─── Provided data
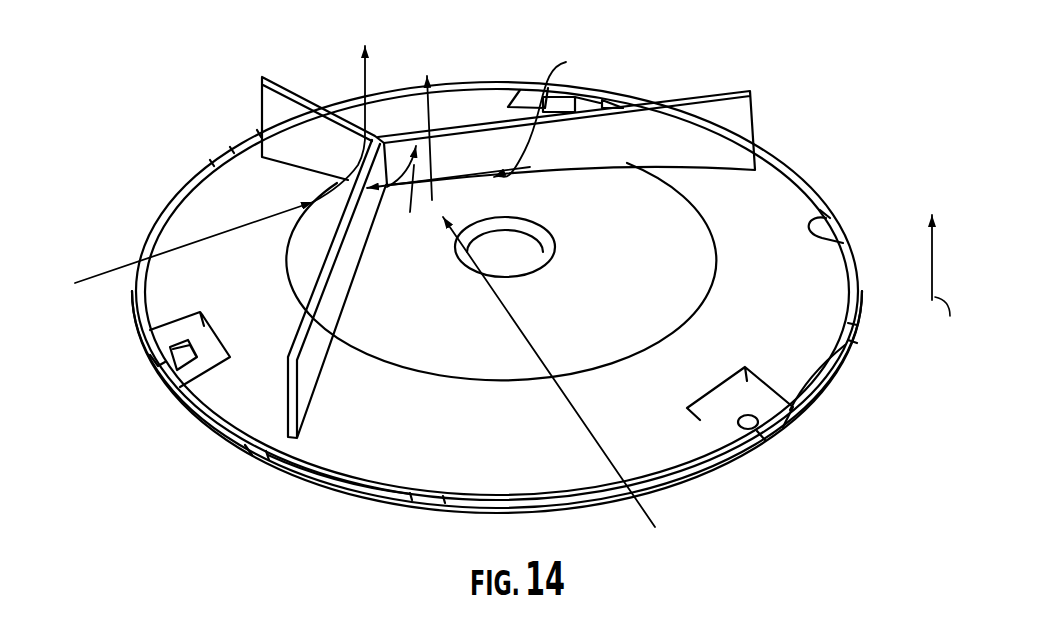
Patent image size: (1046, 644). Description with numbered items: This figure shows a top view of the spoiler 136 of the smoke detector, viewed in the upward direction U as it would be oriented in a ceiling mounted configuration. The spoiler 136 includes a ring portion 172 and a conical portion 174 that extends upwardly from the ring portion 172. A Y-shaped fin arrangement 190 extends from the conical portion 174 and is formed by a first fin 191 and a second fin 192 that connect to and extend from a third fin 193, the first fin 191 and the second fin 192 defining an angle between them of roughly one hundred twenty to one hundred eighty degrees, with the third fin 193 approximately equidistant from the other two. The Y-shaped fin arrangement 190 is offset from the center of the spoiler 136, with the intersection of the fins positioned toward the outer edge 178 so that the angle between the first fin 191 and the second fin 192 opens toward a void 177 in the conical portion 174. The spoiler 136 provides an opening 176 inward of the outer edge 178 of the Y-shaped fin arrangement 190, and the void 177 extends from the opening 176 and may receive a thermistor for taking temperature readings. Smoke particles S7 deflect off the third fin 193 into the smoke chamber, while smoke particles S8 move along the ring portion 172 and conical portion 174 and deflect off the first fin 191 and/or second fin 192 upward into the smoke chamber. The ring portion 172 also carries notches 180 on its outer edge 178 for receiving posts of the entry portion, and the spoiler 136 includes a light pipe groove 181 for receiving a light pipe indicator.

The spoiler 136 is at (502, 290).
The ring portion 172 is at (170, 203).
The conical portion 174 is at (450, 431).
The opening 176 is at (516, 119).
The void 177 is at (525, 263).
The outer edge 178 is at (833, 384).
The notches 180 is at (260, 458).
The light pipe groove 181 is at (828, 216).
The Y-shaped fin arrangement 190 is at (472, 237).
The first fin 191 is at (703, 120).
The second fin 192 is at (287, 373).
The third fin 193 is at (299, 125).
The smoke particles S7 is at (177, 256).
The smoke particles S8 is at (556, 391).
The upward direction U is at (947, 281).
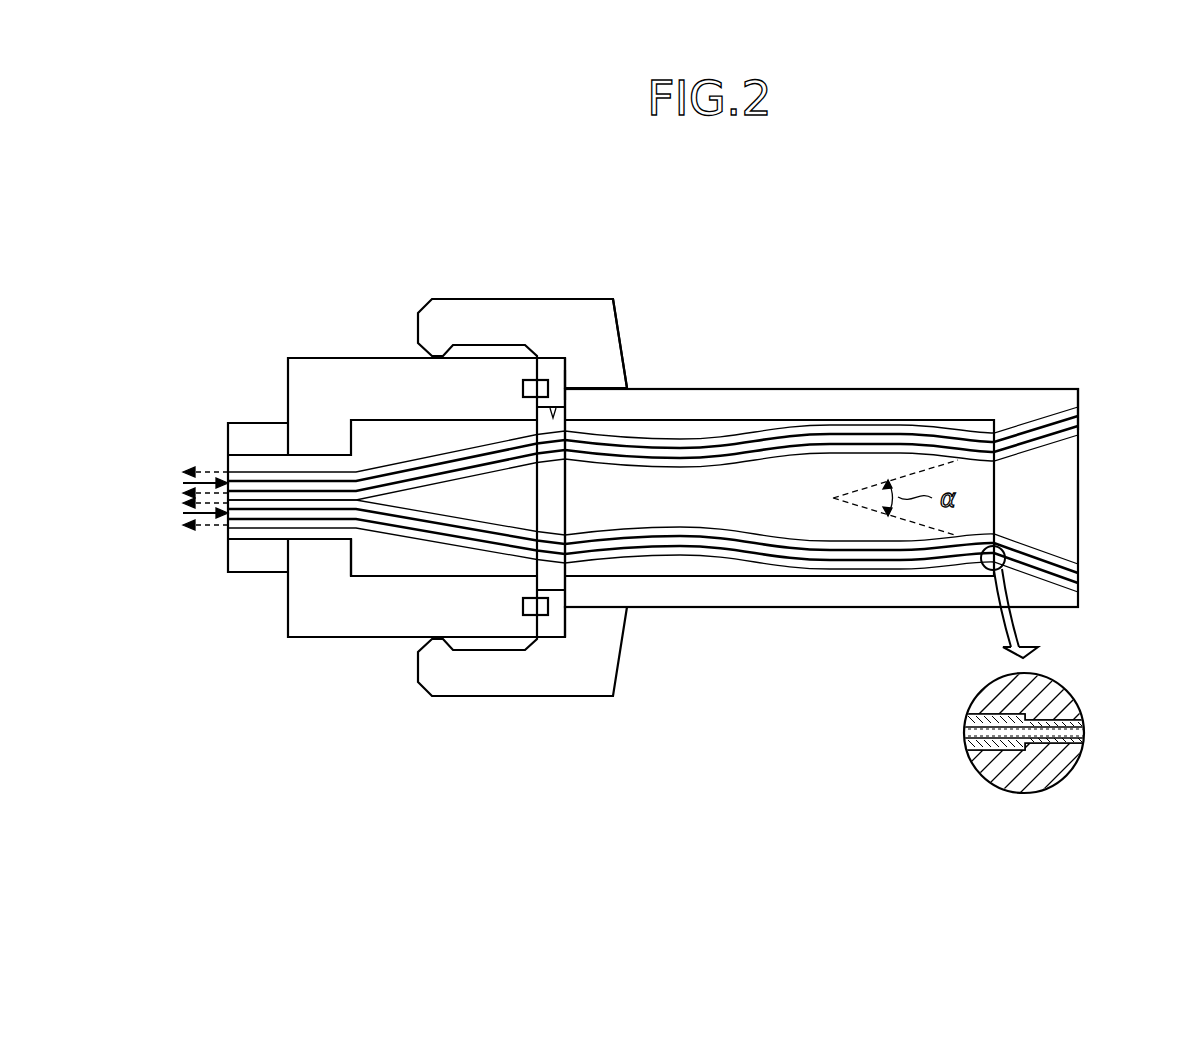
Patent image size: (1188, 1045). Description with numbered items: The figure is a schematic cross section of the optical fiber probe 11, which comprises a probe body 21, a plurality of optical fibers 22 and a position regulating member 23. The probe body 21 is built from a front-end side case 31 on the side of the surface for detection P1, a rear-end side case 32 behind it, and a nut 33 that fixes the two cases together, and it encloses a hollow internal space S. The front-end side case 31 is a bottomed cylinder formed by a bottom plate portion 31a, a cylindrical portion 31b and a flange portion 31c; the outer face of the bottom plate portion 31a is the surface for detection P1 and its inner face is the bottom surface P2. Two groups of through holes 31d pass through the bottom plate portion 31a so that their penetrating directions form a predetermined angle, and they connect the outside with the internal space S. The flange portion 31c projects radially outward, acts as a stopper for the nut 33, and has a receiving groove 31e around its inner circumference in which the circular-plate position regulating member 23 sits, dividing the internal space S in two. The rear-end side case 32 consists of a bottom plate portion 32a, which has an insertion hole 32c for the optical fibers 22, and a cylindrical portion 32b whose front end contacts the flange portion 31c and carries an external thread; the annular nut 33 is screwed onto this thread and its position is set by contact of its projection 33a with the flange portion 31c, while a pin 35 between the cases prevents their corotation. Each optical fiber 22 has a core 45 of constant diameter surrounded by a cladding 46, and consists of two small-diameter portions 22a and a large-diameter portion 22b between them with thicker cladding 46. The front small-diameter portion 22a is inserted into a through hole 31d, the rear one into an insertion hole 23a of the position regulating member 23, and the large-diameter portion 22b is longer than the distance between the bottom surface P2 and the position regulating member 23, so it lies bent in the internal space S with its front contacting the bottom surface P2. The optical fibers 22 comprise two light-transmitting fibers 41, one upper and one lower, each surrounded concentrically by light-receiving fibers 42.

The optical fiber probe 11 is at (825, 263).
The probe body 21 is at (752, 387).
The optical fibers 22 is at (708, 562).
The small-diameter portion 22a is at (405, 458).
The large-diameter portion 22b is at (808, 562).
The position regulating member 23 is at (553, 575).
The insertion holes 23a is at (548, 552).
The front-end side case 31 is at (708, 388).
The bottom plate portion 31a is at (1057, 523).
The cylindrical portion 31b is at (878, 400).
The flange portion 31c is at (550, 368).
The through holes 31d is at (1078, 398).
The receiving groove 31e is at (566, 387).
The rear-end side case 32 is at (382, 358).
The bottom plate portion 32a is at (317, 563).
The cylindrical portion 32b is at (407, 625).
The insertion hole 32c is at (228, 533).
The nut 33 is at (471, 298).
The projection 33a is at (620, 356).
The pin 35 is at (537, 608).
The light-transmitting fibers 41 is at (272, 508).
The light-receiving fibers 42 is at (292, 515).
The core 45 is at (1085, 738).
The cladding 46 is at (1085, 725).
The internal space S is at (683, 512).
The surface for detection P1 is at (1080, 497).
The bottom surface P2 is at (995, 500).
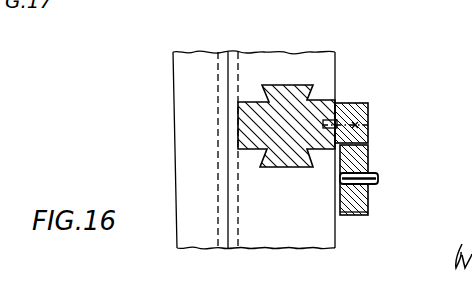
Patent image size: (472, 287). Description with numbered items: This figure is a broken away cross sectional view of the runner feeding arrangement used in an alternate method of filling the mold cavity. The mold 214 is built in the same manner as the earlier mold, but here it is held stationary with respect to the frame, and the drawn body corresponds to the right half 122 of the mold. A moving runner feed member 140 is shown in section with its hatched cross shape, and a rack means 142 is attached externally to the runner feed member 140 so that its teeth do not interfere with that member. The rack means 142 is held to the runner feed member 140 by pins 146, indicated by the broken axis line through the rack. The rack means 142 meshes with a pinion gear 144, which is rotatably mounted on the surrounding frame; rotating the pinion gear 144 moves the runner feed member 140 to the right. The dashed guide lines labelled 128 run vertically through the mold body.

The right half 122 is at (318, 67).
The slot / guide 128 is at (232, 233).
The runner feed member 140 is at (312, 105).
The rack means 142 is at (368, 134).
The pinion gear 144 is at (368, 205).
The pins 146 is at (372, 125).
The mold 214 is at (212, 37).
──────
Recast the three items above as a two-column CSV with the header description,positions. Give one row per item, with its text in the first field and its answer in the second, each field in double quotes with line breaks turned into spaces, and leave the pictures out.

**Answer to the exercise**:
description,positions
"Patent image size: (1046, 644). Description with numbered items: This figure shows a top view of the spoiler 136 of the smoke detector, viewed in the upward direction U as it would be oriented in a ceiling mounted configuration. The spoiler 136 includes a ring portion 172 and a conical portion 174 that extends upwardly from the ring portion 172. A Y-shaped fin arrangement 190 extends from the conical portion 174 and is formed by a first fin 191 and a second fin 192 that connect to and extend from a third fin 193, the first fin 191 and the second fin 192 defining an angle between them of roughly one hundred twenty to one hundred eighty degrees, with the third fin 193 approximately equidistant from the other two. The Y-shaped fin arrangement 190 is offset from the center of the spoiler 136, with the intersection of the fins positioned toward the outer edge 178 so that the angle between the first fin 191 and the second fin 192 opens toward a void 177 in the conical portion 174. The spoiler 136 provides an opening 176 inward of the outer edge 178 of the Y-shaped fin arrangement 190, and the void 177 extends from the opening 176 and may receive a thermistor for taking temperature readings. Smoke particles S7 deflect off the third fin 193 into the smoke chamber, while smoke particles S8 move along the ring portion 172 and conical portion 174 and deflect off the first fin 191 and/or second fin 192 upward into the smoke chamber. The ring portion 172 also carries notches 180 on its outer edge 178 for receiving posts of the entry portion, and the spoiler 136 includes a light pipe groove 181 for receiving a light pipe indicator.","The spoiler 136 is at (502, 290). The ring portion 172 is at (170, 203). The conical portion 174 is at (450, 431). The opening 176 is at (516, 119). The void 177 is at (525, 263). The outer edge 178 is at (833, 384). The notches 180 is at (260, 458). The light pipe groove 181 is at (828, 216). The Y-shaped fin arrangement 190 is at (472, 237). The first fin 191 is at (703, 120). The second fin 192 is at (287, 373). The third fin 193 is at (299, 125). The smoke particles S7 is at (177, 256). The smoke particles S8 is at (556, 391). The upward direction U is at (947, 281)."
"Patent image size: (1188, 1045). Description with numbered items: The figure is a schematic cross section of the optical fiber probe 11, which comprises a probe body 21, a plurality of optical fibers 22 and a position regulating member 23. The probe body 21 is built from a front-end side case 31 on the side of the surface for detection P1, a rear-end side case 32 behind it, and a nut 33 that fixes the two cases together, and it encloses a hollow internal space S. The front-end side case 31 is a bottomed cylinder formed by a bottom plate portion 31a, a cylindrical portion 31b and a flange portion 31c; the outer face of the bottom plate portion 31a is the surface for detection P1 and its inner face is the bottom surface P2. Two groups of through holes 31d pass through the bottom plate portion 31a so that their penetrating directions form a predetermined angle, and they connect the outside with the internal space S. The flange portion 31c projects radially outward, acts as a stopper for the nut 33, and has a receiving groove 31e around its inner circumference in which the circular-plate position regulating member 23 sits, dividing the internal space S in two. The rear-end side case 32 consists of a bottom plate portion 32a, which has an insertion hole 32c for the optical fibers 22, and a cylindrical portion 32b whose front end contacts the flange portion 31c and carries an external thread; the annular nut 33 is screwed onto this thread and its position is set by contact of its projection 33a with the flange portion 31c, while a pin 35 between the cases prevents their corotation. Each optical fiber 22 has a core 45 of constant diameter surrounded by a cladding 46, and consists of two small-diameter portions 22a and a large-diameter portion 22b between them with thicker cladding 46. The front small-diameter portion 22a is inserted into a through hole 31d, the rear one into an insertion hole 23a of the position regulating member 23, and the large-diameter portion 22b is longer than the distance between the bottom surface P2 and the position regulating member 23, so it lies bent in the internal space S with its front contacting the bottom surface P2. The optical fibers 22 comprise two light-transmitting fibers 41, one upper and one lower, each surrounded concentrically by light-receiving fibers 42.","The optical fiber probe 11 is at (825, 263). The probe body 21 is at (752, 387). The optical fibers 22 is at (708, 562). The small-diameter portion 22a is at (405, 458). The large-diameter portion 22b is at (808, 562). The position regulating member 23 is at (553, 575). The insertion holes 23a is at (548, 552). The front-end side case 31 is at (708, 388). The bottom plate portion 31a is at (1057, 523). The cylindrical portion 31b is at (878, 400). The flange portion 31c is at (550, 368). The through holes 31d is at (1078, 398). The receiving groove 31e is at (566, 387). The rear-end side case 32 is at (382, 358). The bottom plate portion 32a is at (317, 563). The cylindrical portion 32b is at (407, 625). The insertion hole 32c is at (228, 533). The nut 33 is at (471, 298). The projection 33a is at (620, 356). The pin 35 is at (537, 608). The light-transmitting fibers 41 is at (272, 508). The light-receiving fibers 42 is at (292, 515). The core 45 is at (1085, 738). The cladding 46 is at (1085, 725). The internal space S is at (683, 512). The surface for detection P1 is at (1080, 497). The bottom surface P2 is at (995, 500)."
"Patent image size: (472, 287). Description with numbered items: This figure is a broken away cross sectional view of the runner feeding arrangement used in an alternate method of filling the mold cavity. The mold 214 is built in the same manner as the earlier mold, but here it is held stationary with respect to the frame, and the drawn body corresponds to the right half 122 of the mold. A moving runner feed member 140 is shown in section with its hatched cross shape, and a rack means 142 is attached externally to the runner feed member 140 so that its teeth do not interfere with that member. The rack means 142 is held to the runner feed member 140 by pins 146, indicated by the broken axis line through the rack. The rack means 142 meshes with a pinion gear 144, which is rotatably mounted on the surrounding frame; rotating the pinion gear 144 moves the runner feed member 140 to the right. The dashed guide lines labelled 128 run vertically through the mold body.","The right half 122 is at (318, 67). The slot / guide 128 is at (232, 233). The runner feed member 140 is at (312, 105). The rack means 142 is at (368, 134). The pinion gear 144 is at (368, 205). The pins 146 is at (372, 125). The mold 214 is at (212, 37)."